TO BE DONE =
Of the lines below, count those containing the word "name". Reply with the number alone.

SUPPLIED MATERIAL =

--- Begin ---

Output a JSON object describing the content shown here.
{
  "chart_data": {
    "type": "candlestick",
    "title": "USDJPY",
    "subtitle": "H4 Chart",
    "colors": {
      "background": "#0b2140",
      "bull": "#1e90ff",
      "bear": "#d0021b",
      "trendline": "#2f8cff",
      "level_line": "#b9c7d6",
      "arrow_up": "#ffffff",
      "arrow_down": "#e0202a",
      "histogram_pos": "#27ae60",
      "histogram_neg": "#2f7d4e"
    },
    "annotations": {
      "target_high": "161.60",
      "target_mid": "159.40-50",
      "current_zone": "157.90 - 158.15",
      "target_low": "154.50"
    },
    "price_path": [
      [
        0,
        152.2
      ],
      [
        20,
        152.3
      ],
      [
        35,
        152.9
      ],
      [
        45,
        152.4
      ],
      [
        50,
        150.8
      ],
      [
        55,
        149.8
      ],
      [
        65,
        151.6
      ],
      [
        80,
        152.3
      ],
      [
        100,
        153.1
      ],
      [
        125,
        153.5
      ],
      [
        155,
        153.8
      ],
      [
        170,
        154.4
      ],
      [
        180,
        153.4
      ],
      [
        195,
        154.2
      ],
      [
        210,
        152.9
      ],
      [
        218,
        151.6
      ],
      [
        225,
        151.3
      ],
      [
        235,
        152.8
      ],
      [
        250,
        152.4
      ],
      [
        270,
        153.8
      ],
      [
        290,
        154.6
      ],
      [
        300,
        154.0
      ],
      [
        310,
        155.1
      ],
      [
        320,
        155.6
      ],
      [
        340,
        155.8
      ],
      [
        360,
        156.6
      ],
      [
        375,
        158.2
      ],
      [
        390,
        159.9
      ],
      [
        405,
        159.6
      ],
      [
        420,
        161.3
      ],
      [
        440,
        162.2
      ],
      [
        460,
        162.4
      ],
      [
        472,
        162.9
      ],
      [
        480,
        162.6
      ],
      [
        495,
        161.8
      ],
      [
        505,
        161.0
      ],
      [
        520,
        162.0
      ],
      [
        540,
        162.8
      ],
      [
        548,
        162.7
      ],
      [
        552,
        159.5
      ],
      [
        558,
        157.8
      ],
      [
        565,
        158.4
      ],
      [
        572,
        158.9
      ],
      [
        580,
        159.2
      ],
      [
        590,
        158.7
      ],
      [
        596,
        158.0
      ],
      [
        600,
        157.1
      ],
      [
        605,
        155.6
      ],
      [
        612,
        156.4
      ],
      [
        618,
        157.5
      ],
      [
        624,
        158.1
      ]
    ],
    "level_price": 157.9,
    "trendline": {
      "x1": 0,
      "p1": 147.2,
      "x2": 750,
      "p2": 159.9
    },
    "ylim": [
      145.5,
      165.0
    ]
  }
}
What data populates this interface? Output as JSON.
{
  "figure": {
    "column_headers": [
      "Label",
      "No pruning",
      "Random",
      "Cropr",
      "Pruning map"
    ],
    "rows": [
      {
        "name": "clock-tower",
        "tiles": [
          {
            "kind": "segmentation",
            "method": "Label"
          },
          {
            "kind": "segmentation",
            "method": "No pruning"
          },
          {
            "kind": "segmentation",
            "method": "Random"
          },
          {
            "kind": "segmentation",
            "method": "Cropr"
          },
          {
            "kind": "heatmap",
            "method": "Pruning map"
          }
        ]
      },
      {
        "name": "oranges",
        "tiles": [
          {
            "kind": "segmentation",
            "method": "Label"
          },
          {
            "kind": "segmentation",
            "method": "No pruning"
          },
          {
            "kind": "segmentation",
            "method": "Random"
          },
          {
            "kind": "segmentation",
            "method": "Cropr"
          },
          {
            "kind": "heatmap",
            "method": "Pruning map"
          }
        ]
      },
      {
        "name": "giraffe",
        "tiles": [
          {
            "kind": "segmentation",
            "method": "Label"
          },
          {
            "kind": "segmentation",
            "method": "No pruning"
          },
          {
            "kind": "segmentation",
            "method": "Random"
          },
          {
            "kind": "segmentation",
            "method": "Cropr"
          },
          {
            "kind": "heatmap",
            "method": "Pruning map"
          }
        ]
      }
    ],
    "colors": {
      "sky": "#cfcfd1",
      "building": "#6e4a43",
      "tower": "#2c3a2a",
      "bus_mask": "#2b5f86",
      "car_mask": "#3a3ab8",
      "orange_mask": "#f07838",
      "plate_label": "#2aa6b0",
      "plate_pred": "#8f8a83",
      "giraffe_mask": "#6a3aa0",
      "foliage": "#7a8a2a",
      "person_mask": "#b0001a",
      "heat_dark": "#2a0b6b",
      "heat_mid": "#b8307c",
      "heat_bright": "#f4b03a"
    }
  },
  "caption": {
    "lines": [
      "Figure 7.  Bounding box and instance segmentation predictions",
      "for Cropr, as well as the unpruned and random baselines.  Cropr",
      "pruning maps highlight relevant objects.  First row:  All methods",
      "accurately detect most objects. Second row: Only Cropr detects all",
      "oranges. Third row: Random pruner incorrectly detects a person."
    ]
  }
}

--- End ---

OUTPUT FOR THIS TASK =
3